##### DATA LINES
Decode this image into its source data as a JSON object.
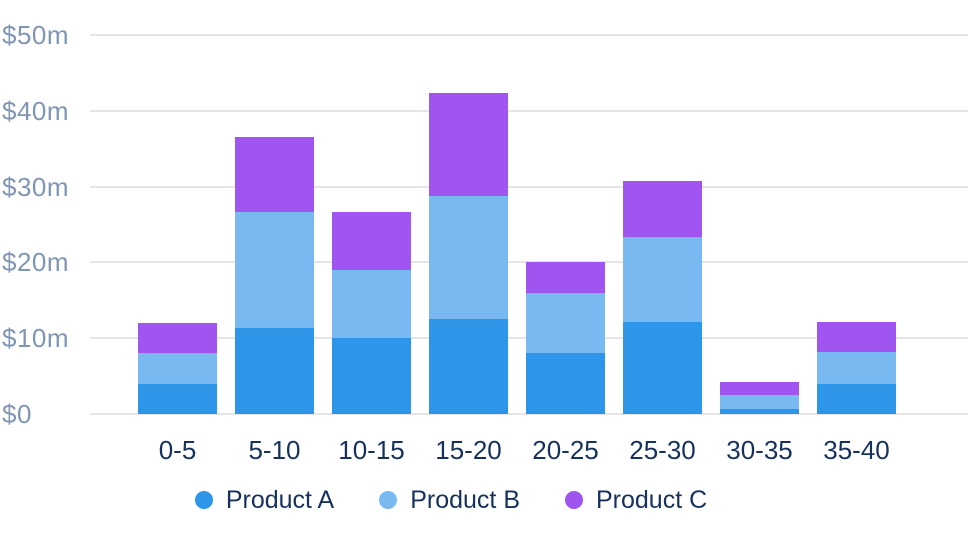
{
  "chart_data": {
    "type": "bar",
    "stacked": true,
    "title": "",
    "xlabel": "",
    "ylabel": "",
    "categories": [
      "0-5",
      "5-10",
      "10-15",
      "15-20",
      "20-25",
      "25-30",
      "30-35",
      "35-40"
    ],
    "series": [
      {
        "name": "Product A",
        "color": "#2e96e8",
        "values": [
          4.0,
          11.4,
          10.0,
          12.5,
          8.0,
          12.2,
          0.7,
          4.0
        ]
      },
      {
        "name": "Product B",
        "color": "#78b9f1",
        "values": [
          4.0,
          15.2,
          9.0,
          16.3,
          8.0,
          11.2,
          1.8,
          4.2
        ]
      },
      {
        "name": "Product C",
        "color": "#a055f0",
        "values": [
          4.0,
          9.9,
          7.7,
          13.5,
          4.0,
          7.4,
          1.7,
          4.0
        ]
      }
    ],
    "stack_totals": [
      12.0,
      36.5,
      26.7,
      42.3,
      20.0,
      30.8,
      4.2,
      12.2
    ],
    "ylim": [
      0,
      50
    ],
    "yticks": {
      "values": [
        0,
        10,
        20,
        30,
        40,
        50
      ],
      "labels": [
        "$0",
        "$10m",
        "$20m",
        "$30m",
        "$40m",
        "$50m"
      ]
    },
    "grid": "horizontal",
    "legend_position": "bottom"
  },
  "colors": {
    "background": "#ffffff",
    "gridline": "#e6e4e4",
    "ytick_text": "#8096b3",
    "xtick_text": "#16325c",
    "legend_text": "#16325c"
  }
}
##########
YOUR OBJECTIVE. Using the records above, list each line that includes "Product".

SOLUTION BELOW.
        "name": "Product A",
        "name": "Product B",
        "name": "Product C",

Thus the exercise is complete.